To do: Take every line where the string "this" appears and copy it.

Records:
○ ○ ○ ○ ○ ○ ○
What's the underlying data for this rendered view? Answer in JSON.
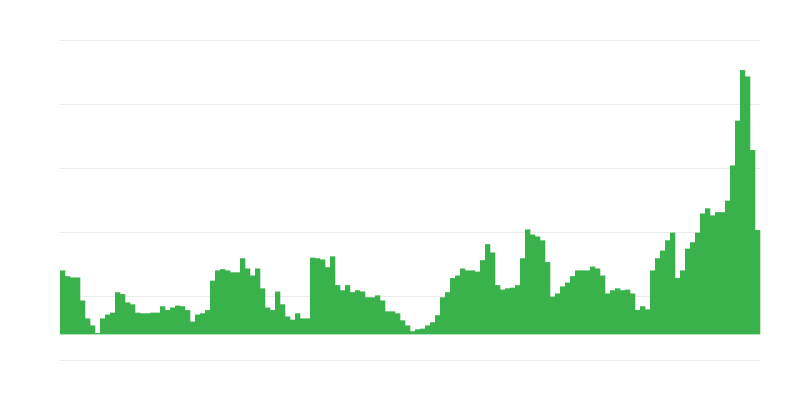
{
  "chart_data": {
    "type": "bar",
    "title": "",
    "xlabel": "",
    "ylabel": "",
    "ylim": [
      -4,
      46
    ],
    "grid": true,
    "legend": "none",
    "colors": {
      "bar": "#39b24c",
      "grid": "#ebebeb"
    },
    "values": [
      10.0,
      9.1,
      8.9,
      8.9,
      5.3,
      2.5,
      1.4,
      0.2,
      2.5,
      3.1,
      3.4,
      6.6,
      6.3,
      5.0,
      4.7,
      3.4,
      3.3,
      3.3,
      3.4,
      3.4,
      4.4,
      3.8,
      4.2,
      4.5,
      4.4,
      3.8,
      2.0,
      3.1,
      3.3,
      3.8,
      8.4,
      10.0,
      10.2,
      10.0,
      9.7,
      9.7,
      11.9,
      10.3,
      9.2,
      10.3,
      7.2,
      4.2,
      3.8,
      6.7,
      4.7,
      2.8,
      2.3,
      3.3,
      2.5,
      2.5,
      12.0,
      11.9,
      11.7,
      10.5,
      12.2,
      7.7,
      6.9,
      7.7,
      6.6,
      6.9,
      6.7,
      5.8,
      5.8,
      6.1,
      5.3,
      3.6,
      3.6,
      3.3,
      2.2,
      1.4,
      0.5,
      0.8,
      0.9,
      1.4,
      1.9,
      3.0,
      5.8,
      6.6,
      8.8,
      9.2,
      10.3,
      10.0,
      10.0,
      9.8,
      11.6,
      14.1,
      12.8,
      7.7,
      7.0,
      7.2,
      7.3,
      7.7,
      11.9,
      16.4,
      15.6,
      15.3,
      14.7,
      11.3,
      5.9,
      6.4,
      7.5,
      8.1,
      9.1,
      10.0,
      10.0,
      10.0,
      10.6,
      10.3,
      9.2,
      6.4,
      6.9,
      7.2,
      6.9,
      7.0,
      6.4,
      3.8,
      4.4,
      3.9,
      10.0,
      11.9,
      13.1,
      14.7,
      15.9,
      8.8,
      10.0,
      13.4,
      14.4,
      15.9,
      18.9,
      19.7,
      18.6,
      19.1,
      19.1,
      20.9,
      26.4,
      33.4,
      41.3,
      40.3,
      28.8,
      16.3
    ]
  }
}
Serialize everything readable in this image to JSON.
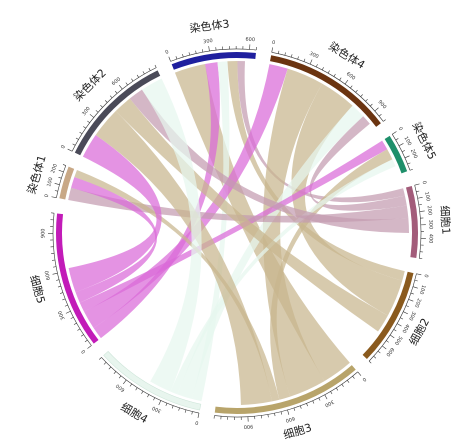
{
  "chart_data": {
    "type": "chord",
    "title": "",
    "segments": [
      {
        "id": "chr3",
        "label": "染色体3",
        "size": 650,
        "ticks": [
          0,
          300,
          600
        ],
        "color": "#1f1f9e"
      },
      {
        "id": "chr4",
        "label": "染色体4",
        "size": 1000,
        "ticks": [
          0,
          300,
          600,
          900
        ],
        "color": "#6b3410"
      },
      {
        "id": "chr5",
        "label": "染色体5",
        "size": 300,
        "ticks": [
          0,
          100,
          200
        ],
        "color": "#1e8f6a"
      },
      {
        "id": "cell1",
        "label": "细胞1",
        "size": 550,
        "ticks": [
          0,
          100,
          200,
          300,
          400
        ],
        "color": "#a35c7a"
      },
      {
        "id": "cell2",
        "label": "细胞2",
        "size": 750,
        "ticks": [
          0,
          100,
          200,
          300,
          400,
          500,
          600
        ],
        "color": "#8a5a1e"
      },
      {
        "id": "cell3",
        "label": "细胞3",
        "size": 1150,
        "ticks": [
          0,
          300,
          600,
          900
        ],
        "color": "#b8a46a"
      },
      {
        "id": "cell4",
        "label": "细胞4",
        "size": 850,
        "ticks": [
          0,
          300,
          600
        ],
        "color": "#e8f5ee"
      },
      {
        "id": "cell5",
        "label": "细胞5",
        "size": 1050,
        "ticks": [
          0,
          300,
          600,
          900
        ],
        "color": "#c21bb8"
      },
      {
        "id": "chr1",
        "label": "染色体1",
        "size": 250,
        "ticks": [
          0,
          100,
          200
        ],
        "color": "#c8a886"
      },
      {
        "id": "chr2",
        "label": "染色体2",
        "size": 900,
        "ticks": [
          0,
          300,
          600
        ],
        "color": "#4a4a58"
      }
    ],
    "links": [
      {
        "source": "chr3",
        "target": "cell3",
        "value": 250,
        "color": "#c8b68e"
      },
      {
        "source": "chr3",
        "target": "cell5",
        "value": 100,
        "color": "#d96ad8"
      },
      {
        "source": "chr3",
        "target": "cell4",
        "value": 80,
        "color": "#e6f6ee"
      },
      {
        "source": "chr3",
        "target": "cell2",
        "value": 80,
        "color": "#c8b68e"
      },
      {
        "source": "chr3",
        "target": "cell1",
        "value": 60,
        "color": "#c49bb0"
      },
      {
        "source": "chr4",
        "target": "cell5",
        "value": 150,
        "color": "#d96ad8"
      },
      {
        "source": "chr4",
        "target": "cell3",
        "value": 300,
        "color": "#c8b68e"
      },
      {
        "source": "chr4",
        "target": "cell2",
        "value": 300,
        "color": "#c8b68e"
      },
      {
        "source": "chr4",
        "target": "cell4",
        "value": 120,
        "color": "#e6f6ee"
      },
      {
        "source": "chr4",
        "target": "cell1",
        "value": 80,
        "color": "#c49bb0"
      },
      {
        "source": "chr5",
        "target": "cell5",
        "value": 80,
        "color": "#d96ad8"
      },
      {
        "source": "chr5",
        "target": "cell3",
        "value": 90,
        "color": "#c8b68e"
      },
      {
        "source": "chr5",
        "target": "cell4",
        "value": 60,
        "color": "#e6f6ee"
      },
      {
        "source": "chr1",
        "target": "cell1",
        "value": 100,
        "color": "#c49bb0"
      },
      {
        "source": "chr1",
        "target": "cell5",
        "value": 90,
        "color": "#d96ad8"
      },
      {
        "source": "chr1",
        "target": "cell3",
        "value": 60,
        "color": "#c8b68e"
      },
      {
        "source": "chr2",
        "target": "cell5",
        "value": 200,
        "color": "#d96ad8"
      },
      {
        "source": "chr2",
        "target": "cell3",
        "value": 250,
        "color": "#c8b68e"
      },
      {
        "source": "chr2",
        "target": "cell2",
        "value": 150,
        "color": "#c8b68e"
      },
      {
        "source": "chr2",
        "target": "cell1",
        "value": 120,
        "color": "#c49bb0"
      },
      {
        "source": "chr2",
        "target": "cell4",
        "value": 180,
        "color": "#e6f6ee"
      }
    ]
  }
}
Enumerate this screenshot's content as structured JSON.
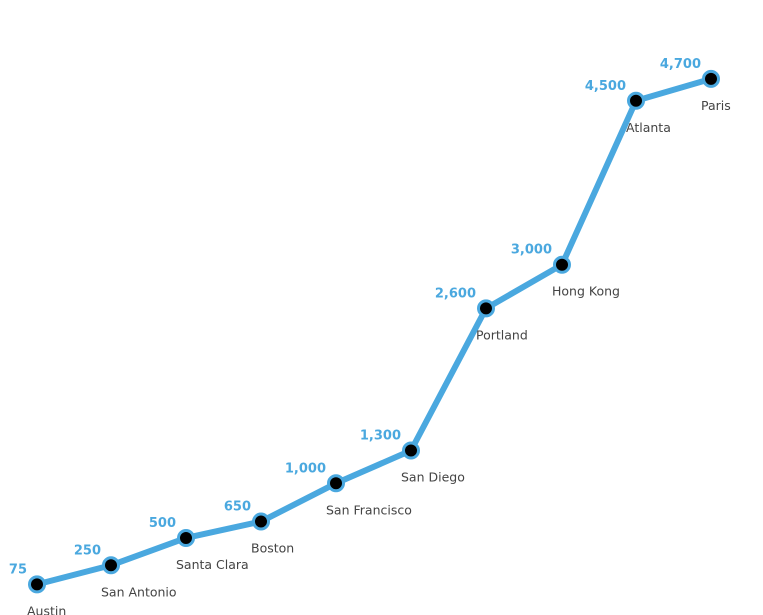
{
  "chart_data": {
    "type": "line",
    "categories": [
      "Austin",
      "San Antonio",
      "Santa Clara",
      "Boston",
      "San Francisco",
      "San Diego",
      "Portland",
      "Hong Kong",
      "Atlanta",
      "Paris"
    ],
    "values": [
      75,
      250,
      500,
      650,
      1000,
      1300,
      2600,
      3000,
      4500,
      4700
    ],
    "value_labels": [
      "75",
      "250",
      "500",
      "650",
      "1,000",
      "1,300",
      "2,600",
      "3,000",
      "4,500",
      "4,700"
    ],
    "title": "",
    "xlabel": "",
    "ylabel": "",
    "grid": false,
    "legend": "none",
    "axes_visible": false
  },
  "colors": {
    "line": "#4aa8df",
    "marker_fill": "#000000",
    "marker_stroke": "#4aa8df",
    "value_label": "#4aa8df",
    "category_label": "#444444"
  }
}
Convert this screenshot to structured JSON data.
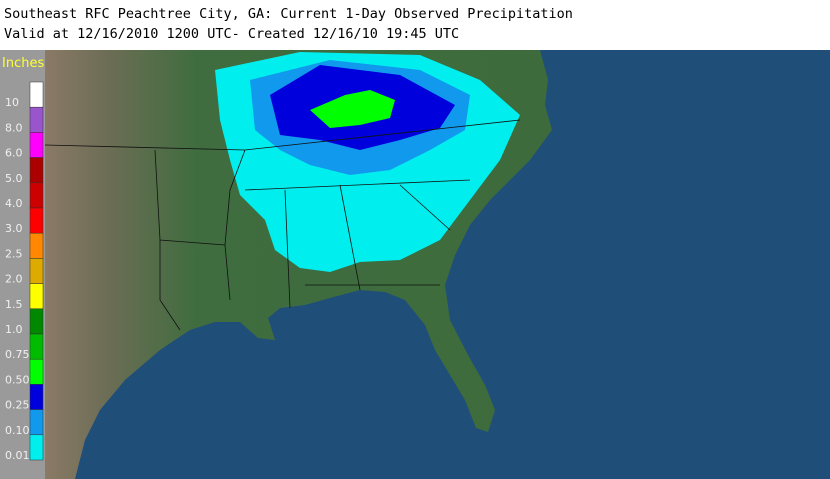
{
  "header": {
    "title": "Southeast RFC Peachtree City, GA: Current 1-Day Observed Precipitation",
    "subtitle": "Valid at 12/16/2010 1200 UTC- Created 12/16/10 19:45 UTC"
  },
  "legend": {
    "unit": "Inches",
    "items": [
      {
        "label": "10",
        "color": "#ffffff"
      },
      {
        "label": "8.0",
        "color": "#9955cc"
      },
      {
        "label": "6.0",
        "color": "#ff00ff"
      },
      {
        "label": "5.0",
        "color": "#aa0000"
      },
      {
        "label": "4.0",
        "color": "#cc0000"
      },
      {
        "label": "3.0",
        "color": "#ff0000"
      },
      {
        "label": "2.5",
        "color": "#ff8800"
      },
      {
        "label": "2.0",
        "color": "#ddaa00"
      },
      {
        "label": "1.5",
        "color": "#ffff00"
      },
      {
        "label": "1.0",
        "color": "#008800"
      },
      {
        "label": "0.75",
        "color": "#00bb00"
      },
      {
        "label": "0.50",
        "color": "#00ff00"
      },
      {
        "label": "0.25",
        "color": "#0000dd"
      },
      {
        "label": "0.10",
        "color": "#1199ee"
      },
      {
        "label": "0.01",
        "color": "#00eeee"
      }
    ]
  }
}
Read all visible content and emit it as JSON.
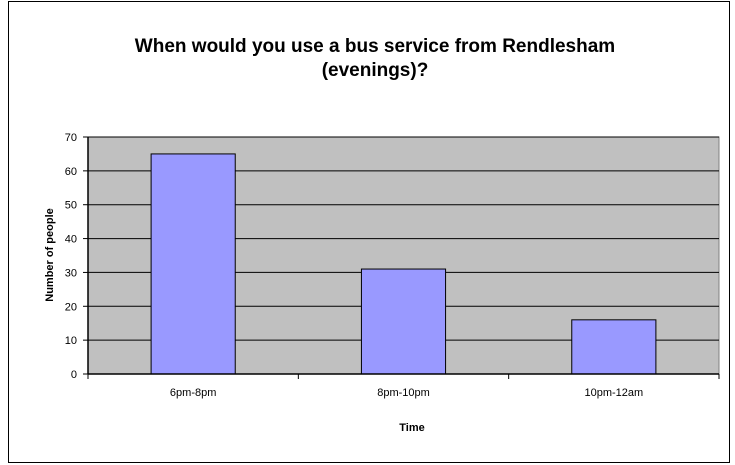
○ ○ ○ ○ ○ ○ ○
Answer for the task:
What's the underlying data for this rendered view? Answer in JSON.
Serialize everything readable in this image to JSON.
Enumerate this screenshot's content as structured JSON.
Convert this screenshot to structured JSON data.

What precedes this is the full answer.